### Exercise description
Find every line of the listing below where "Output" appears, and copy it.

### Data supplied
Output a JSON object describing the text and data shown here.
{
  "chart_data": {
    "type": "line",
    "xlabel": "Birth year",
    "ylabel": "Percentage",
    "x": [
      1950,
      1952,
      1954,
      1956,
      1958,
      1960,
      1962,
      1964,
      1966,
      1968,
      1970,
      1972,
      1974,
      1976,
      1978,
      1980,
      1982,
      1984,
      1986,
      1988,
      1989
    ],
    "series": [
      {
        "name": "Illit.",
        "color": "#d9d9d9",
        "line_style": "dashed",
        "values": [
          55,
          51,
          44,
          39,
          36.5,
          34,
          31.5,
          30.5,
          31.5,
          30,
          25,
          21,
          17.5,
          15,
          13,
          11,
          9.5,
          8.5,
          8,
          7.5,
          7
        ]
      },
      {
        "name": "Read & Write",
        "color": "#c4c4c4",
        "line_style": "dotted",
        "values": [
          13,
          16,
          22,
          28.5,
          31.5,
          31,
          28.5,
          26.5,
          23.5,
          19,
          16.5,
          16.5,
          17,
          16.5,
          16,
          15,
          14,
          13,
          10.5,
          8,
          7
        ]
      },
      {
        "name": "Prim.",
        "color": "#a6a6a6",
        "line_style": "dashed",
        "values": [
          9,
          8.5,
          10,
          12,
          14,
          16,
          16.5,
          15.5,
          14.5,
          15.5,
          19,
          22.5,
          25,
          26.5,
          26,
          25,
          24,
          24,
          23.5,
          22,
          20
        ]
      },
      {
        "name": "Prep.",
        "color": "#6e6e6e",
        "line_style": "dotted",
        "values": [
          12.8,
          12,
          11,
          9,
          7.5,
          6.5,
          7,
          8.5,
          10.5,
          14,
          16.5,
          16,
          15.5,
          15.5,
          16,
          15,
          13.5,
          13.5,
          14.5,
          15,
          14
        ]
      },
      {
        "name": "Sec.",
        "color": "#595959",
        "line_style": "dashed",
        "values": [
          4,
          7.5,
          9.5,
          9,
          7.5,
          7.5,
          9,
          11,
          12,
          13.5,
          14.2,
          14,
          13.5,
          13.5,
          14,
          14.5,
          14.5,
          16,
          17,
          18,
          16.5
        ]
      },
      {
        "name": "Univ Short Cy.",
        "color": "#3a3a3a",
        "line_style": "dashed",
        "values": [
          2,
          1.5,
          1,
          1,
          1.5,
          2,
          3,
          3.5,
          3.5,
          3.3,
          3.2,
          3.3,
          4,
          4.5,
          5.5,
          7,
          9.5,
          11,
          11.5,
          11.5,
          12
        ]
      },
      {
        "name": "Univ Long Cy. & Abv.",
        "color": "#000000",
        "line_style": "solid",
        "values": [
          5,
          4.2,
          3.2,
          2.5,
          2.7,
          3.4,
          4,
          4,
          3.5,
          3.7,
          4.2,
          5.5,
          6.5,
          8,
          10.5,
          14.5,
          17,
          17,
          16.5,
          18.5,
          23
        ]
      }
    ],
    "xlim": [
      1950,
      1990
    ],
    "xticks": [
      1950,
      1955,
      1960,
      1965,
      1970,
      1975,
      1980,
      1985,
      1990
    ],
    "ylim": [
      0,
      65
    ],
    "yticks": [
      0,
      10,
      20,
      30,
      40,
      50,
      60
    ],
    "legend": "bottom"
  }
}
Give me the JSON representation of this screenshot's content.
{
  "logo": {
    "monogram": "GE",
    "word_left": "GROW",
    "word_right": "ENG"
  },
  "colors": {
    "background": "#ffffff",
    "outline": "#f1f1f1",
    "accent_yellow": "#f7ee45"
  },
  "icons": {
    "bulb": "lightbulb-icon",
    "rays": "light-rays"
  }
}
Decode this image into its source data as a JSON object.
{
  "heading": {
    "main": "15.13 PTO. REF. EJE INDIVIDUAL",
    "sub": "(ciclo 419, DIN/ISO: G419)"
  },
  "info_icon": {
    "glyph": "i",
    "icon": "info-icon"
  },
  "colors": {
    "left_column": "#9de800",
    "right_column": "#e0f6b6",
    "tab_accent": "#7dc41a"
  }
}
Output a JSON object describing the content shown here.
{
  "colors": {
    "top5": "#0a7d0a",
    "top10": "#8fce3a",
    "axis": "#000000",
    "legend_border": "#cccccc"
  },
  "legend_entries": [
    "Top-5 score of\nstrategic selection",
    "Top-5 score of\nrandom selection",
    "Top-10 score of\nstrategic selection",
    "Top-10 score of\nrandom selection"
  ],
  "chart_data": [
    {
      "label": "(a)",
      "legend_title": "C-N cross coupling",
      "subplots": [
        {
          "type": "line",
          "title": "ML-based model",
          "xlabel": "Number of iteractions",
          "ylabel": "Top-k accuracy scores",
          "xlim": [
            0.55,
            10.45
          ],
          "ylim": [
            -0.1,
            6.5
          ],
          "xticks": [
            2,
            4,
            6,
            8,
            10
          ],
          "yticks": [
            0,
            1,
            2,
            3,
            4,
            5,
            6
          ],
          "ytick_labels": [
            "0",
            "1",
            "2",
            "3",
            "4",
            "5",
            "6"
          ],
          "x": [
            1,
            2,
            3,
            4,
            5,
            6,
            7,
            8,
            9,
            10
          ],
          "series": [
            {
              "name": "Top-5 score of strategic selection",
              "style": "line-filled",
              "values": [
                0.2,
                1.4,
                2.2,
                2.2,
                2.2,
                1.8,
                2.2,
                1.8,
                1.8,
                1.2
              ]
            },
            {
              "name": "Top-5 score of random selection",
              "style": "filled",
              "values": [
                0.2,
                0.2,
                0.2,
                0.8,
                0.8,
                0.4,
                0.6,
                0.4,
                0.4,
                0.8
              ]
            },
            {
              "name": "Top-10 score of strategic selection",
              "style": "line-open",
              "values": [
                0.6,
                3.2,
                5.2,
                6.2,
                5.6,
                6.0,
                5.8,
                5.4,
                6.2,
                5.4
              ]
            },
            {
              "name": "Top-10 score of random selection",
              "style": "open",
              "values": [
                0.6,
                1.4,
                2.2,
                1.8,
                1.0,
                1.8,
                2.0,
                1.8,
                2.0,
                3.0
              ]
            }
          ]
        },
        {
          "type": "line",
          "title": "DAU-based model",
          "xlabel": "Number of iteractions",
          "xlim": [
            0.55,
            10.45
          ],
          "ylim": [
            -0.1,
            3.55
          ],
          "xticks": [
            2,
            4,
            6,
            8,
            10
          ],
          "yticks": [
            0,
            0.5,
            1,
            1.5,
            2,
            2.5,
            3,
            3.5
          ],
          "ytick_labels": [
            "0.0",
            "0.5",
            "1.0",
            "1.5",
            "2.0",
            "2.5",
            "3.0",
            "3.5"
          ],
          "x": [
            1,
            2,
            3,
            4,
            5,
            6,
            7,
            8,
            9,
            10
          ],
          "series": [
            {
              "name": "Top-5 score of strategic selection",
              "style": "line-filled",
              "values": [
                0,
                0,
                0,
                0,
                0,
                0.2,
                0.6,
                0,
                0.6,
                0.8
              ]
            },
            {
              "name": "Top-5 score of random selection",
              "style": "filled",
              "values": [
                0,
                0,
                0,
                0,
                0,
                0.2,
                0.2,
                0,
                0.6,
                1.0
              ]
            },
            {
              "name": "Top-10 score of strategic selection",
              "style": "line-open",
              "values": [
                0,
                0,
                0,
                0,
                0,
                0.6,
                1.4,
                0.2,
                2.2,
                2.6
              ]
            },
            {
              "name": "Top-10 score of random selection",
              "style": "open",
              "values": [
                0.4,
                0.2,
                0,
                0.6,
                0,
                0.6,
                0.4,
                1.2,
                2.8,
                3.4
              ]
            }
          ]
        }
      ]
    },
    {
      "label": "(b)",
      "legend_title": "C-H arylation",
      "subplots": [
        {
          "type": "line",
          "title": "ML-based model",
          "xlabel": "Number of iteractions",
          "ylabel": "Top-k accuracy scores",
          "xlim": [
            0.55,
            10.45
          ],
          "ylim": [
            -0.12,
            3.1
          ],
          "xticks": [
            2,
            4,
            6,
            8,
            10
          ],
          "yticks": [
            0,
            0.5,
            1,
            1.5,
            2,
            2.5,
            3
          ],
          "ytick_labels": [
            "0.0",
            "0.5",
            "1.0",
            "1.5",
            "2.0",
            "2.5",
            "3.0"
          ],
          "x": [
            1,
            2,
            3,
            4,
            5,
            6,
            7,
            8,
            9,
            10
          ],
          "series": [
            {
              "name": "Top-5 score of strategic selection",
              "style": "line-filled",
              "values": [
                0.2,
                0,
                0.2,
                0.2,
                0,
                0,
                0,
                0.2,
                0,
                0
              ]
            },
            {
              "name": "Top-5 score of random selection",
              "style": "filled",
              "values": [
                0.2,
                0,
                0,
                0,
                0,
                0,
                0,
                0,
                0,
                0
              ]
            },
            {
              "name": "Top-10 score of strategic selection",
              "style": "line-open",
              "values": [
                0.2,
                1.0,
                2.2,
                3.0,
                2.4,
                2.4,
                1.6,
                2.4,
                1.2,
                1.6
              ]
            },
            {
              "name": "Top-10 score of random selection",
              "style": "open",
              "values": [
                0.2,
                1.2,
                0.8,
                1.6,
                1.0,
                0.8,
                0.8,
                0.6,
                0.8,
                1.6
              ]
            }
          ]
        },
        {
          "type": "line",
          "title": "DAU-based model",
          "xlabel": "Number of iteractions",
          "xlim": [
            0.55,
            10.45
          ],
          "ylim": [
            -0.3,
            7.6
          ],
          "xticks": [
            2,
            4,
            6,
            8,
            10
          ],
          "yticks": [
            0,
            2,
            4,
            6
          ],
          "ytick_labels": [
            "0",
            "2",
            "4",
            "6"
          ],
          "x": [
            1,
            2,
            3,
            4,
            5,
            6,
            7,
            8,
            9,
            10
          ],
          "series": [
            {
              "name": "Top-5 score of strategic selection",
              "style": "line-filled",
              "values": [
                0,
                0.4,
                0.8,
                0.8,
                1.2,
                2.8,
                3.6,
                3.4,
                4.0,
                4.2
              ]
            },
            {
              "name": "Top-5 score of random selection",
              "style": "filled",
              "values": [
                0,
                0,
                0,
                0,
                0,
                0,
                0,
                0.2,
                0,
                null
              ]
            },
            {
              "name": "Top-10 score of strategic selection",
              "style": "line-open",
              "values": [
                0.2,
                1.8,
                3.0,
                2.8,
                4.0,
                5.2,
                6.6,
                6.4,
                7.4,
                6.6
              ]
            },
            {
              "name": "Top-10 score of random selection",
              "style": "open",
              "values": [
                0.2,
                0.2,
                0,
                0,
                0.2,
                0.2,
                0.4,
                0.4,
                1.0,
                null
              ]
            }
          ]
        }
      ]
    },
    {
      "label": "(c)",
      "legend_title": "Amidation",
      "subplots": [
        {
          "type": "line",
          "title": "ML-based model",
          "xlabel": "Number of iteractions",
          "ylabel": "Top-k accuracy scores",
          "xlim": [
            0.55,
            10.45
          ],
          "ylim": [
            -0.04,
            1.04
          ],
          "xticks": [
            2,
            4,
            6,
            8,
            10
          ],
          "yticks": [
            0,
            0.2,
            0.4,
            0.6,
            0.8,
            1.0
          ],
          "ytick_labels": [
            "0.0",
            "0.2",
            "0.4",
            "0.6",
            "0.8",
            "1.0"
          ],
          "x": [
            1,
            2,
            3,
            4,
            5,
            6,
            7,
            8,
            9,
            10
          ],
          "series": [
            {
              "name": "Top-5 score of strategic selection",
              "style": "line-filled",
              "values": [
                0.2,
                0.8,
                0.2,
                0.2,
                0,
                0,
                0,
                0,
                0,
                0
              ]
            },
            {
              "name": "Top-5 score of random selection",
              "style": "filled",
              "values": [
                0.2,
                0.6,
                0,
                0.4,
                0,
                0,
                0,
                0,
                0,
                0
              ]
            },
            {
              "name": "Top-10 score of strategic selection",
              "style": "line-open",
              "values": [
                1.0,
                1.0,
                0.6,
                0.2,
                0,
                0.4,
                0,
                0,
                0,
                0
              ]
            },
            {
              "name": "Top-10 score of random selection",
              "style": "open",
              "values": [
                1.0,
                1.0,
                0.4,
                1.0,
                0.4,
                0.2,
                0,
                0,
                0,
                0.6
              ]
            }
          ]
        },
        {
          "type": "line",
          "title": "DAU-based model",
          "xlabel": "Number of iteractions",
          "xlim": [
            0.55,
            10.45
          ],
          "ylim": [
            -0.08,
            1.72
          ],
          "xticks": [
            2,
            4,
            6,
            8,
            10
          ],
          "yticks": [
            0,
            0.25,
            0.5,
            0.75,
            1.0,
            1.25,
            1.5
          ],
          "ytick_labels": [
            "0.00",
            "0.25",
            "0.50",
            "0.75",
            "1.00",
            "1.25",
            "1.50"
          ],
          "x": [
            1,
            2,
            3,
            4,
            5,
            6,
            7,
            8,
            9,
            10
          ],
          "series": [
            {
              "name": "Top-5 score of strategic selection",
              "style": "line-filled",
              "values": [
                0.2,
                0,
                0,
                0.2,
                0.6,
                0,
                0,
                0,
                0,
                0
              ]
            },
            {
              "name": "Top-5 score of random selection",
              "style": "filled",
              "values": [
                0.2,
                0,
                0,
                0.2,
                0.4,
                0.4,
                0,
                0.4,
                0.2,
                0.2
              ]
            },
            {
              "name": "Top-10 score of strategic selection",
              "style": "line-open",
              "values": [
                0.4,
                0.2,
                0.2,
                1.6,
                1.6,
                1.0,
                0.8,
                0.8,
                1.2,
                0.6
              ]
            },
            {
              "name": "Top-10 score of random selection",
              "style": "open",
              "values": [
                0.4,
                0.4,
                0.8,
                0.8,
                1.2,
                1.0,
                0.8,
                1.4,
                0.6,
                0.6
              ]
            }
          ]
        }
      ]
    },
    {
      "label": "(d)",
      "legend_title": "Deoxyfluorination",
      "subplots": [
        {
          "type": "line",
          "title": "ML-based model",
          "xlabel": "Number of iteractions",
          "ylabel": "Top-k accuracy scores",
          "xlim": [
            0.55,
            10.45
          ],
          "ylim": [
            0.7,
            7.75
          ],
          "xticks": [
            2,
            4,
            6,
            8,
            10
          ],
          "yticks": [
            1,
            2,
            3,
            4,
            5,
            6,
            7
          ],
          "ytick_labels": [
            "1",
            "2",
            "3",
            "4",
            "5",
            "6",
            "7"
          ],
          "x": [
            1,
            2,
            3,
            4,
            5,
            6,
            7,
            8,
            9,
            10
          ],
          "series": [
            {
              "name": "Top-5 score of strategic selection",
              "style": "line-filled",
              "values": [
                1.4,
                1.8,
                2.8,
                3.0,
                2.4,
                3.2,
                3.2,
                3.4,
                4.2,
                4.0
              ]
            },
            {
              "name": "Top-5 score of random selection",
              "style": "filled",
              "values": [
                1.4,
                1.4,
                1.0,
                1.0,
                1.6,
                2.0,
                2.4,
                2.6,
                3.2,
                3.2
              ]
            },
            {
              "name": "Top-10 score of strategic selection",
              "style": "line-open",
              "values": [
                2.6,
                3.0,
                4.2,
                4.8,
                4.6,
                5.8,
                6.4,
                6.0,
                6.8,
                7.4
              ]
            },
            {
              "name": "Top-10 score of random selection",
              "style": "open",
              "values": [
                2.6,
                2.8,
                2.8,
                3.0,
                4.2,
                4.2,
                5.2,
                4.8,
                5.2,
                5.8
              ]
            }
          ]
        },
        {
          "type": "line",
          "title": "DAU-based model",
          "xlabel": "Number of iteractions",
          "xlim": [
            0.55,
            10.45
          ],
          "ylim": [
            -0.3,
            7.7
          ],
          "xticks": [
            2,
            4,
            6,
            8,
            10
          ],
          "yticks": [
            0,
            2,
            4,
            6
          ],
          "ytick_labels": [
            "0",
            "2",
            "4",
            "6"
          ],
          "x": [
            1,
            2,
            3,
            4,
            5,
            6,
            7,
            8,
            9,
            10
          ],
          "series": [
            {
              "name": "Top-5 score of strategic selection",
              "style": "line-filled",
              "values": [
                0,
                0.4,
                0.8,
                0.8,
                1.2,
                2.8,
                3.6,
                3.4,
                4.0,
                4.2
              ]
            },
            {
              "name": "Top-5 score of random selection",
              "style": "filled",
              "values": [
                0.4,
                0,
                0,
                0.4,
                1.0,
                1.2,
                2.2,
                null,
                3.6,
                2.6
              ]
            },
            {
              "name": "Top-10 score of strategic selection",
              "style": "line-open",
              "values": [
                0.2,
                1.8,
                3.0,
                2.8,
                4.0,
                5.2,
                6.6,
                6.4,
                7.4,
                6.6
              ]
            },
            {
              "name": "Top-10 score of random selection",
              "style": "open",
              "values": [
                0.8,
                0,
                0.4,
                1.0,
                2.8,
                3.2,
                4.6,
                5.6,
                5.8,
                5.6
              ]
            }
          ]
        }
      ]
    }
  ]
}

### Task result
Output a JSON object describing the text and data shown here.
Output a JSON object describing the content shown here.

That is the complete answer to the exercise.